Problem requirements:
Extract all of the entries and set them down verbatim.

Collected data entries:
--------------------------------
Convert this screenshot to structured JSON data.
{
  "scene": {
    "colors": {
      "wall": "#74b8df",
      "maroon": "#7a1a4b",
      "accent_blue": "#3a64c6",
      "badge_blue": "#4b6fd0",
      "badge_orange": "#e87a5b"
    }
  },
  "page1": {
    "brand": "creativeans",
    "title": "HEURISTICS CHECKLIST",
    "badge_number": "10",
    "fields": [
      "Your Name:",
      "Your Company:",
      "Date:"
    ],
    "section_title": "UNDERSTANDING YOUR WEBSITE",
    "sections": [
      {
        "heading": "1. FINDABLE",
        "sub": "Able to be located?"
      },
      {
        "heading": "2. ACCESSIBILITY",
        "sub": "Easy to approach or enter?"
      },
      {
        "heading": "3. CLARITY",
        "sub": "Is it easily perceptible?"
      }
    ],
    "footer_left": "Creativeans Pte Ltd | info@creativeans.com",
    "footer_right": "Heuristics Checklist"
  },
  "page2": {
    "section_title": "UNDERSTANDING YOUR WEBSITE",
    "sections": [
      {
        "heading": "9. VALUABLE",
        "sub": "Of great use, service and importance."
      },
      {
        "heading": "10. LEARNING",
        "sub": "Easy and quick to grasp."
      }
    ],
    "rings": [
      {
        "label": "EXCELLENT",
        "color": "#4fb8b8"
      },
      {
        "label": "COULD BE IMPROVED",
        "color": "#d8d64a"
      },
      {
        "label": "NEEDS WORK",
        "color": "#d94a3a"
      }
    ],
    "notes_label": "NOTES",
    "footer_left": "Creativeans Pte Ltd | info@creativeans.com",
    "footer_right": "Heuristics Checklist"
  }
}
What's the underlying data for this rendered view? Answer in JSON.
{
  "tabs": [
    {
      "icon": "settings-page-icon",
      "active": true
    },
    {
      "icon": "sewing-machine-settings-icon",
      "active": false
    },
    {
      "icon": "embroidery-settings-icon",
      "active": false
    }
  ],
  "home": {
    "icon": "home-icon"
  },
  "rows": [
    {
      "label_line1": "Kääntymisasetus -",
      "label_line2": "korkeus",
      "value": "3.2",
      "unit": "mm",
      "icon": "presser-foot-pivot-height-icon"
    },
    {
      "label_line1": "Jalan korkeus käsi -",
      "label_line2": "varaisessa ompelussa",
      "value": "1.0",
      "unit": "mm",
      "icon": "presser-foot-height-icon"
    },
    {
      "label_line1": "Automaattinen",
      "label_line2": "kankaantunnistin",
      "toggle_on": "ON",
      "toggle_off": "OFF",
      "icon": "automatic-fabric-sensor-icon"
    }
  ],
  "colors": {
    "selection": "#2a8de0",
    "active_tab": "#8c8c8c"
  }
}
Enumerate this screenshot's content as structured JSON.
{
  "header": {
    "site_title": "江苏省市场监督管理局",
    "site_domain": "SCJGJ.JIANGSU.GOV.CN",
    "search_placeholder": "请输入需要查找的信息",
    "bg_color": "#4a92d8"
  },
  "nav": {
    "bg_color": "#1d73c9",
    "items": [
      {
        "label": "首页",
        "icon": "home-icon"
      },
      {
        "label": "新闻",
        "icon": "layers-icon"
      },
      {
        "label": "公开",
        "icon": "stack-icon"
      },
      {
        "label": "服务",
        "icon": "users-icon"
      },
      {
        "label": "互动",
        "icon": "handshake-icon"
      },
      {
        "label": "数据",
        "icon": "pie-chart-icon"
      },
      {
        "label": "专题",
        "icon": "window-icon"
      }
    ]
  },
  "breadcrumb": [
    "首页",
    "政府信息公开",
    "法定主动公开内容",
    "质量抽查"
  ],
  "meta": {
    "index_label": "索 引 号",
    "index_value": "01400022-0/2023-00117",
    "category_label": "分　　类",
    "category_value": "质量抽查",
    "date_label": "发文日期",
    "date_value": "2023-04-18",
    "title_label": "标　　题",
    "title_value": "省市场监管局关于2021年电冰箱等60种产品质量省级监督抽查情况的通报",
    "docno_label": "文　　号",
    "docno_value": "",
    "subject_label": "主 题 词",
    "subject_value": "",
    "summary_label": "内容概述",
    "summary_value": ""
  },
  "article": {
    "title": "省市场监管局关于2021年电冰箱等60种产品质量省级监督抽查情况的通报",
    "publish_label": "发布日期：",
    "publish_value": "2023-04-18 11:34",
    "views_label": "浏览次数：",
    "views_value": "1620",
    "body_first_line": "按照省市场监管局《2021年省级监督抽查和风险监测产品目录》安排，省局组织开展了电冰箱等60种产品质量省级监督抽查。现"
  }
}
--------------------------------
Solution to the problem:
Convert this screenshot to structured JSON data.
{
  "scene": {
    "colors": {
      "wall": "#74b8df",
      "maroon": "#7a1a4b",
      "accent_blue": "#3a64c6",
      "badge_blue": "#4b6fd0",
      "badge_orange": "#e87a5b"
    }
  },
  "page1": {
    "brand": "creativeans",
    "title": "HEURISTICS CHECKLIST",
    "badge_number": "10",
    "fields": [
      "Your Name:",
      "Your Company:",
      "Date:"
    ],
    "section_title": "UNDERSTANDING YOUR WEBSITE",
    "sections": [
      {
        "heading": "1. FINDABLE",
        "sub": "Able to be located?"
      },
      {
        "heading": "2. ACCESSIBILITY",
        "sub": "Easy to approach or enter?"
      },
      {
        "heading": "3. CLARITY",
        "sub": "Is it easily perceptible?"
      }
    ],
    "footer_left": "Creativeans Pte Ltd | info@creativeans.com",
    "footer_right": "Heuristics Checklist"
  },
  "page2": {
    "section_title": "UNDERSTANDING YOUR WEBSITE",
    "sections": [
      {
        "heading": "9. VALUABLE",
        "sub": "Of great use, service and importance."
      },
      {
        "heading": "10. LEARNING",
        "sub": "Easy and quick to grasp."
      }
    ],
    "rings": [
      {
        "label": "EXCELLENT",
        "color": "#4fb8b8"
      },
      {
        "label": "COULD BE IMPROVED",
        "color": "#d8d64a"
      },
      {
        "label": "NEEDS WORK",
        "color": "#d94a3a"
      }
    ],
    "notes_label": "NOTES",
    "footer_left": "Creativeans Pte Ltd | info@creativeans.com",
    "footer_right": "Heuristics Checklist"
  }
}
What's the underlying data for this rendered view? Answer in JSON.
{
  "tabs": [
    {
      "icon": "settings-page-icon",
      "active": true
    },
    {
      "icon": "sewing-machine-settings-icon",
      "active": false
    },
    {
      "icon": "embroidery-settings-icon",
      "active": false
    }
  ],
  "home": {
    "icon": "home-icon"
  },
  "rows": [
    {
      "label_line1": "Kääntymisasetus -",
      "label_line2": "korkeus",
      "value": "3.2",
      "unit": "mm",
      "icon": "presser-foot-pivot-height-icon"
    },
    {
      "label_line1": "Jalan korkeus käsi -",
      "label_line2": "varaisessa ompelussa",
      "value": "1.0",
      "unit": "mm",
      "icon": "presser-foot-height-icon"
    },
    {
      "label_line1": "Automaattinen",
      "label_line2": "kankaantunnistin",
      "toggle_on": "ON",
      "toggle_off": "OFF",
      "icon": "automatic-fabric-sensor-icon"
    }
  ],
  "colors": {
    "selection": "#2a8de0",
    "active_tab": "#8c8c8c"
  }
}
Enumerate this screenshot's content as structured JSON.
{
  "header": {
    "site_title": "江苏省市场监督管理局",
    "site_domain": "SCJGJ.JIANGSU.GOV.CN",
    "search_placeholder": "请输入需要查找的信息",
    "bg_color": "#4a92d8"
  },
  "nav": {
    "bg_color": "#1d73c9",
    "items": [
      {
        "label": "首页",
        "icon": "home-icon"
      },
      {
        "label": "新闻",
        "icon": "layers-icon"
      },
      {
        "label": "公开",
        "icon": "stack-icon"
      },
      {
        "label": "服务",
        "icon": "users-icon"
      },
      {
        "label": "互动",
        "icon": "handshake-icon"
      },
      {
        "label": "数据",
        "icon": "pie-chart-icon"
      },
      {
        "label": "专题",
        "icon": "window-icon"
      }
    ]
  },
  "breadcrumb": [
    "首页",
    "政府信息公开",
    "法定主动公开内容",
    "质量抽查"
  ],
  "meta": {
    "index_label": "索 引 号",
    "index_value": "01400022-0/2023-00117",
    "category_label": "分　　类",
    "category_value": "质量抽查",
    "date_label": "发文日期",
    "date_value": "2023-04-18",
    "title_label": "标　　题",
    "title_value": "省市场监管局关于2021年电冰箱等60种产品质量省级监督抽查情况的通报",
    "docno_label": "文　　号",
    "docno_value": "",
    "subject_label": "主 题 词",
    "subject_value": "",
    "summary_label": "内容概述",
    "summary_value": ""
  },
  "article": {
    "title": "省市场监管局关于2021年电冰箱等60种产品质量省级监督抽查情况的通报",
    "publish_label": "发布日期：",
    "publish_value": "2023-04-18 11:34",
    "views_label": "浏览次数：",
    "views_value": "1620",
    "body_first_line": "按照省市场监管局《2021年省级监督抽查和风险监测产品目录》安排，省局组织开展了电冰箱等60种产品质量省级监督抽查。现"
  }
}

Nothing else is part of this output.